Stated task: Gather all lines containing the string "University" and copy them out.

[Records from a data collection]
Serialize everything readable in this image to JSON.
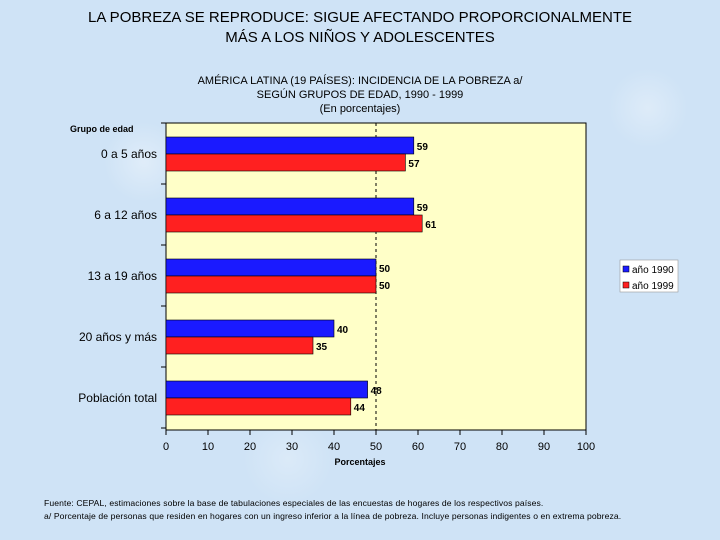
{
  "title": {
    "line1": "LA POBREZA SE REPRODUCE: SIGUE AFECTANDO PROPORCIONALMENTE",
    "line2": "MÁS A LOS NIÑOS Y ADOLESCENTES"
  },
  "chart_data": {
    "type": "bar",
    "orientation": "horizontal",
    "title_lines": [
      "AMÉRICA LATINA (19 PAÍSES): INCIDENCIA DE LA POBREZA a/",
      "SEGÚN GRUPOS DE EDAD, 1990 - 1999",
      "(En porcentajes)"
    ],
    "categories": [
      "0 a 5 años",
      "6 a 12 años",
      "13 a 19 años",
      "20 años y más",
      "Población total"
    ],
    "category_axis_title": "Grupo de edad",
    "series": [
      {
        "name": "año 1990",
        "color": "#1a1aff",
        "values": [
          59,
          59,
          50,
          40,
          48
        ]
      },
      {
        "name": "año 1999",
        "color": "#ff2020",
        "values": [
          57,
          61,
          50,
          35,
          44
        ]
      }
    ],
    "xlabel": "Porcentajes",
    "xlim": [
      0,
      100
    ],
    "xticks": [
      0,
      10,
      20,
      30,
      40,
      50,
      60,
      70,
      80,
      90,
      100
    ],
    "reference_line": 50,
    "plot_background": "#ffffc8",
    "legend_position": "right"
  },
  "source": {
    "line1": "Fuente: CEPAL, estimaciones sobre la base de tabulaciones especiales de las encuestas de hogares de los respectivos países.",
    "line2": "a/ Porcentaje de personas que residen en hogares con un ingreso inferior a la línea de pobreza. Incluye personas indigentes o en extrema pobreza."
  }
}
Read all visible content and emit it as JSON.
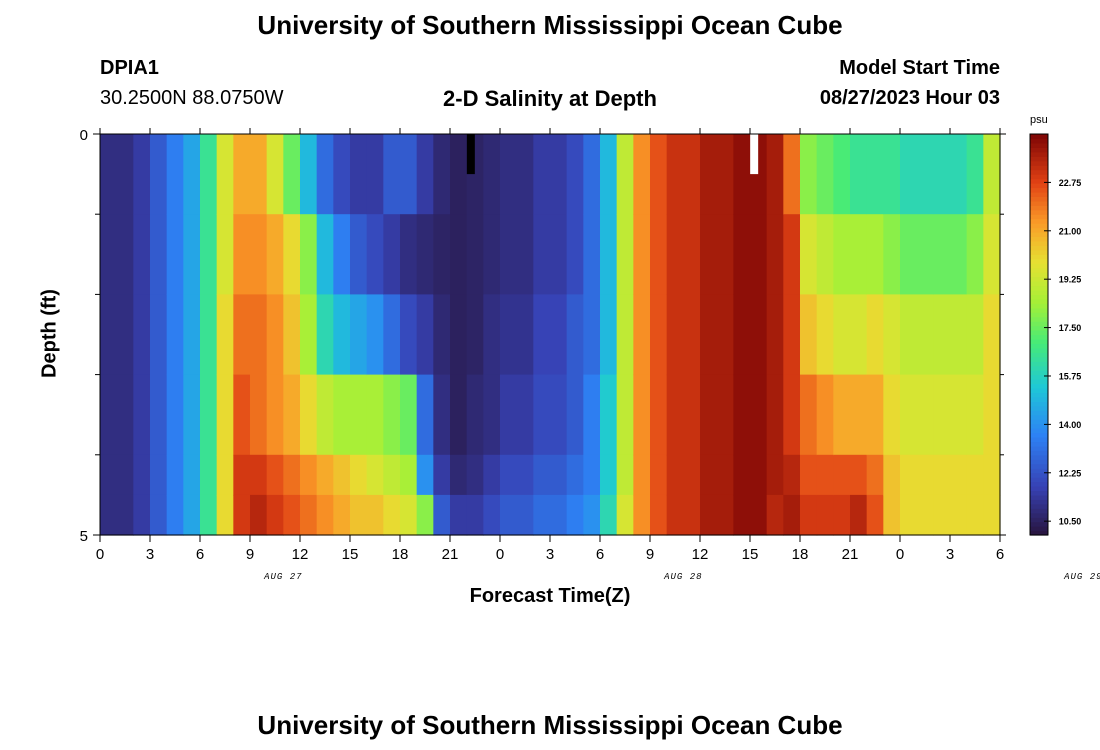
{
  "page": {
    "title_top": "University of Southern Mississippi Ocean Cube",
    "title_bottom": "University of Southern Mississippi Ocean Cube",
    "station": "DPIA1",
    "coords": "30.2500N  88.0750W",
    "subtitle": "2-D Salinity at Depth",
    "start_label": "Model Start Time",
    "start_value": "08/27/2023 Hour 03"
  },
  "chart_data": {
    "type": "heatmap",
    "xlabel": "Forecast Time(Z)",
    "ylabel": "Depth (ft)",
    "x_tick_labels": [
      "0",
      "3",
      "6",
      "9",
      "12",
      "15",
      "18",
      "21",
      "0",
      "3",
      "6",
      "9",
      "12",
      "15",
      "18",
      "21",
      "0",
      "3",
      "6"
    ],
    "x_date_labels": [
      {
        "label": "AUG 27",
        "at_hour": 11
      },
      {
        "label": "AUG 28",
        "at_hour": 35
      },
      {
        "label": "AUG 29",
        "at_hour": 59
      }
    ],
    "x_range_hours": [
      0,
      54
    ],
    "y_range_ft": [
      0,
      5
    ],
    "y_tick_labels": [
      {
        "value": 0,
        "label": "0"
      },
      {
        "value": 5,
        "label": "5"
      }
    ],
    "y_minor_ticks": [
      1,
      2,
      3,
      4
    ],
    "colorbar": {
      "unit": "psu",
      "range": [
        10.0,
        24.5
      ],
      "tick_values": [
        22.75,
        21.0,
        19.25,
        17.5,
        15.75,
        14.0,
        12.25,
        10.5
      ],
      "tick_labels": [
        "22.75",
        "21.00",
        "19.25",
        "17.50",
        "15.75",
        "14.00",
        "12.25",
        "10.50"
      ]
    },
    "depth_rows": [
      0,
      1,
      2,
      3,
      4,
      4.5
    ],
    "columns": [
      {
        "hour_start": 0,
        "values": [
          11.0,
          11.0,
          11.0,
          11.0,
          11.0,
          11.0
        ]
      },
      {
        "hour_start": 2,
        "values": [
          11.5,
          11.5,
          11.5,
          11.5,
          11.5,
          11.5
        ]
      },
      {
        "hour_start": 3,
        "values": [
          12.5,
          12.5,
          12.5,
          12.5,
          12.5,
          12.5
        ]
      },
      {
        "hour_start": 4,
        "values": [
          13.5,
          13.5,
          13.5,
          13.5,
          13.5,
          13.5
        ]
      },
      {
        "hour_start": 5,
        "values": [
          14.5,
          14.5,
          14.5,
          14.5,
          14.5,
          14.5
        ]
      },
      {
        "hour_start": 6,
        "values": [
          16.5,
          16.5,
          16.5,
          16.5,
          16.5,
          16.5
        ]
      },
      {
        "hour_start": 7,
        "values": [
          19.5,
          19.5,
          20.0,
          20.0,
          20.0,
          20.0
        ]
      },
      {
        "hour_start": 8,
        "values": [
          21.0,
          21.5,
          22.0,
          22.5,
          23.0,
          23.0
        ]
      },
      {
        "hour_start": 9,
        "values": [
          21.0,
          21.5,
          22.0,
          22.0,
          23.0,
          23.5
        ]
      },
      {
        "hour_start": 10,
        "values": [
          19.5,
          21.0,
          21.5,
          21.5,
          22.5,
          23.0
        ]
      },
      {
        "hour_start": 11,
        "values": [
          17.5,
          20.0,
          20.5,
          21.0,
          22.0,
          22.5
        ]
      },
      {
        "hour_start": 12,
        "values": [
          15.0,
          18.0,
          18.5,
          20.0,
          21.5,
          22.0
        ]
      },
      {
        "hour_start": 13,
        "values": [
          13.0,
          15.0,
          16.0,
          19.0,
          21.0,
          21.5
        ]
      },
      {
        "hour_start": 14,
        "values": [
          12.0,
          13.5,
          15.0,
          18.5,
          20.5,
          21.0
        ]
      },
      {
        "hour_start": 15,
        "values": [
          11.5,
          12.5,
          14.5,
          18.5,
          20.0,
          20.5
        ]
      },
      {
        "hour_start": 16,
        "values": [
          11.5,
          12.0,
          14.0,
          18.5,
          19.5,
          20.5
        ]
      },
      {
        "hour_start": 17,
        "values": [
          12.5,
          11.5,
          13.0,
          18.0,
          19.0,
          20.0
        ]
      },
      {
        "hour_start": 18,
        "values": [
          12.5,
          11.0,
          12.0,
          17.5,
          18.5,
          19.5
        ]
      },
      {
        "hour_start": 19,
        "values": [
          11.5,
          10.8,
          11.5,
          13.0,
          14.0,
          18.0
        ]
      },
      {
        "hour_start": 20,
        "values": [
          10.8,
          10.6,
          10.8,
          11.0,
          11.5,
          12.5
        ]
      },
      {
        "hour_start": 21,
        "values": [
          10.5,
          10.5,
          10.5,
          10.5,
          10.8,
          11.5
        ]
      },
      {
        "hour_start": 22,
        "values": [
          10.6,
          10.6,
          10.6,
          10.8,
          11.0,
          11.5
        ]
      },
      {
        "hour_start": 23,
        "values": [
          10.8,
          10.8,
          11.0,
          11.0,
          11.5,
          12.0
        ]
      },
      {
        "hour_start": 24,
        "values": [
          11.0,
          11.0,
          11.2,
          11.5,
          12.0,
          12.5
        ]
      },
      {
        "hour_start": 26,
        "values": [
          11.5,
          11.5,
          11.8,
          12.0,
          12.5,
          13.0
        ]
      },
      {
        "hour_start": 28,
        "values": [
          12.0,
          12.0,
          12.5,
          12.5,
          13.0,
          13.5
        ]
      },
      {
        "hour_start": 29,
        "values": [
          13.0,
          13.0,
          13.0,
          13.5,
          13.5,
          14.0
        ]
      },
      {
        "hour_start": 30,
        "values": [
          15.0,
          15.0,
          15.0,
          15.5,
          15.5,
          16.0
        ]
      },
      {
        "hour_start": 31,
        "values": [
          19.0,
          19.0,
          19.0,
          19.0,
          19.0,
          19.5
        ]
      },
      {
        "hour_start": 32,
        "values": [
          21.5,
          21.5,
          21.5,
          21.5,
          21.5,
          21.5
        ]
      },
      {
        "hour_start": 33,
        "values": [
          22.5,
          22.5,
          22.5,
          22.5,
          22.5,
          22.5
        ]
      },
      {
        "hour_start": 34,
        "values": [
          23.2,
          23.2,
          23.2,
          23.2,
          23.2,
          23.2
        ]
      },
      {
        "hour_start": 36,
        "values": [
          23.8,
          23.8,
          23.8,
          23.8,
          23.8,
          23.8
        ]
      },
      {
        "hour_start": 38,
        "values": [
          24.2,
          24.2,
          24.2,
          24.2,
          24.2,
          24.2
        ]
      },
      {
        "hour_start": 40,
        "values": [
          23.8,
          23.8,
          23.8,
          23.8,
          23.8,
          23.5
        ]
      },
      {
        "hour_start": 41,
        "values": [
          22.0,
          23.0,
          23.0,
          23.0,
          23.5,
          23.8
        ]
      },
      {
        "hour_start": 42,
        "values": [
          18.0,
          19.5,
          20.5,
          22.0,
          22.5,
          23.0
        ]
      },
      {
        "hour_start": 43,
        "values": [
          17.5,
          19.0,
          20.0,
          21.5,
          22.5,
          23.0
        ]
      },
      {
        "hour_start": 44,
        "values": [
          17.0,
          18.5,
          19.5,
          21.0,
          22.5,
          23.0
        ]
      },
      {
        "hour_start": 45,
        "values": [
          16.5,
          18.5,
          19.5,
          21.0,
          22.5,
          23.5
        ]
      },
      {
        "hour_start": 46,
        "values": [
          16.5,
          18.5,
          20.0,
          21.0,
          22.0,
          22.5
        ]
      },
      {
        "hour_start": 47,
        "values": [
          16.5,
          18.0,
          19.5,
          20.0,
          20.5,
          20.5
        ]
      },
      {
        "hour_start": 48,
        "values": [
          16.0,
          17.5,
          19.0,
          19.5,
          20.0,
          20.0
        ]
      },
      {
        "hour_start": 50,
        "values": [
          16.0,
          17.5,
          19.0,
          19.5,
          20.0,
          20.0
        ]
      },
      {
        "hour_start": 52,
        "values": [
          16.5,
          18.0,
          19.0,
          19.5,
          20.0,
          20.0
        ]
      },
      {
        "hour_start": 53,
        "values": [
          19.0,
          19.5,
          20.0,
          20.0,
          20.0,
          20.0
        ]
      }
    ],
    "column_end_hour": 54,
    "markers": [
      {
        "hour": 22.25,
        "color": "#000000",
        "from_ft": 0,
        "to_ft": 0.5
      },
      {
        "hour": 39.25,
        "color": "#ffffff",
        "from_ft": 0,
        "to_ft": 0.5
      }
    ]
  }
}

Written response:
    "title_top": "University of Southern Mississippi Ocean Cube",
    "title_bottom": "University of Southern Mississippi Ocean Cube",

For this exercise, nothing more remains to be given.